Figure record listings
--- start ---
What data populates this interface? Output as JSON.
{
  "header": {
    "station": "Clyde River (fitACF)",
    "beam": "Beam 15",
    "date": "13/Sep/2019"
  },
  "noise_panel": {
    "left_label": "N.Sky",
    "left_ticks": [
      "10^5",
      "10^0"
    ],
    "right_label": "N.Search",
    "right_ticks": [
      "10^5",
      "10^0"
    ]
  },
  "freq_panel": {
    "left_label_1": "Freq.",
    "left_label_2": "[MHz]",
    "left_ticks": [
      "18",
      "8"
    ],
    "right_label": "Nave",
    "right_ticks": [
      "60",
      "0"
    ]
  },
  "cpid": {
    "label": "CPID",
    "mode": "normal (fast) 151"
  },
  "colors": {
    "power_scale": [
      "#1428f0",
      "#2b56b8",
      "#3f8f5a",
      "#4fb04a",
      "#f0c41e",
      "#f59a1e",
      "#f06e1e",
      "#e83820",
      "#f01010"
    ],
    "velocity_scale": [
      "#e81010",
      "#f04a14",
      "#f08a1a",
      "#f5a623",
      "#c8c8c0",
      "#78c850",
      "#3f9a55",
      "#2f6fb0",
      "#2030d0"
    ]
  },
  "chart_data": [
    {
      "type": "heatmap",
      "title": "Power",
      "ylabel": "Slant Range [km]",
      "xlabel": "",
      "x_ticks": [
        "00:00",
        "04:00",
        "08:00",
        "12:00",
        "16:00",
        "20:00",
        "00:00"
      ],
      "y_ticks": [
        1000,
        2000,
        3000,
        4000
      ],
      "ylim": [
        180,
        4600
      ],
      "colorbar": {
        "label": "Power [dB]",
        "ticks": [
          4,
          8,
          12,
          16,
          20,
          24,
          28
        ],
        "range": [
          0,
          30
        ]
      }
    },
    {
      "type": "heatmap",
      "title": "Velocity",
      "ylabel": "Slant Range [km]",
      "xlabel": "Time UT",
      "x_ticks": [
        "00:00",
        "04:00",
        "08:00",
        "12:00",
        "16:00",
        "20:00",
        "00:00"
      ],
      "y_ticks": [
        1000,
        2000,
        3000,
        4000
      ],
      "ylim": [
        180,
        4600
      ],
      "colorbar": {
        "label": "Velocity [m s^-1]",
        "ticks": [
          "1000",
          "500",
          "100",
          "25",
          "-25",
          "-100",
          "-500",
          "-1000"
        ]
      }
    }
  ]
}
--- end ---
### Task to complete
Write the material out exactly, with nothing left out.

### Output for this task
What data populates this interface? Output as JSON.
{
  "header": {
    "station": "Clyde River (fitACF)",
    "beam": "Beam 15",
    "date": "13/Sep/2019"
  },
  "noise_panel": {
    "left_label": "N.Sky",
    "left_ticks": [
      "10^5",
      "10^0"
    ],
    "right_label": "N.Search",
    "right_ticks": [
      "10^5",
      "10^0"
    ]
  },
  "freq_panel": {
    "left_label_1": "Freq.",
    "left_label_2": "[MHz]",
    "left_ticks": [
      "18",
      "8"
    ],
    "right_label": "Nave",
    "right_ticks": [
      "60",
      "0"
    ]
  },
  "cpid": {
    "label": "CPID",
    "mode": "normal (fast) 151"
  },
  "colors": {
    "power_scale": [
      "#1428f0",
      "#2b56b8",
      "#3f8f5a",
      "#4fb04a",
      "#f0c41e",
      "#f59a1e",
      "#f06e1e",
      "#e83820",
      "#f01010"
    ],
    "velocity_scale": [
      "#e81010",
      "#f04a14",
      "#f08a1a",
      "#f5a623",
      "#c8c8c0",
      "#78c850",
      "#3f9a55",
      "#2f6fb0",
      "#2030d0"
    ]
  },
  "chart_data": [
    {
      "type": "heatmap",
      "title": "Power",
      "ylabel": "Slant Range [km]",
      "xlabel": "",
      "x_ticks": [
        "00:00",
        "04:00",
        "08:00",
        "12:00",
        "16:00",
        "20:00",
        "00:00"
      ],
      "y_ticks": [
        1000,
        2000,
        3000,
        4000
      ],
      "ylim": [
        180,
        4600
      ],
      "colorbar": {
        "label": "Power [dB]",
        "ticks": [
          4,
          8,
          12,
          16,
          20,
          24,
          28
        ],
        "range": [
          0,
          30
        ]
      }
    },
    {
      "type": "heatmap",
      "title": "Velocity",
      "ylabel": "Slant Range [km]",
      "xlabel": "Time UT",
      "x_ticks": [
        "00:00",
        "04:00",
        "08:00",
        "12:00",
        "16:00",
        "20:00",
        "00:00"
      ],
      "y_ticks": [
        1000,
        2000,
        3000,
        4000
      ],
      "ylim": [
        180,
        4600
      ],
      "colorbar": {
        "label": "Velocity [m s^-1]",
        "ticks": [
          "1000",
          "500",
          "100",
          "25",
          "-25",
          "-100",
          "-500",
          "-1000"
        ]
      }
    }
  ]
}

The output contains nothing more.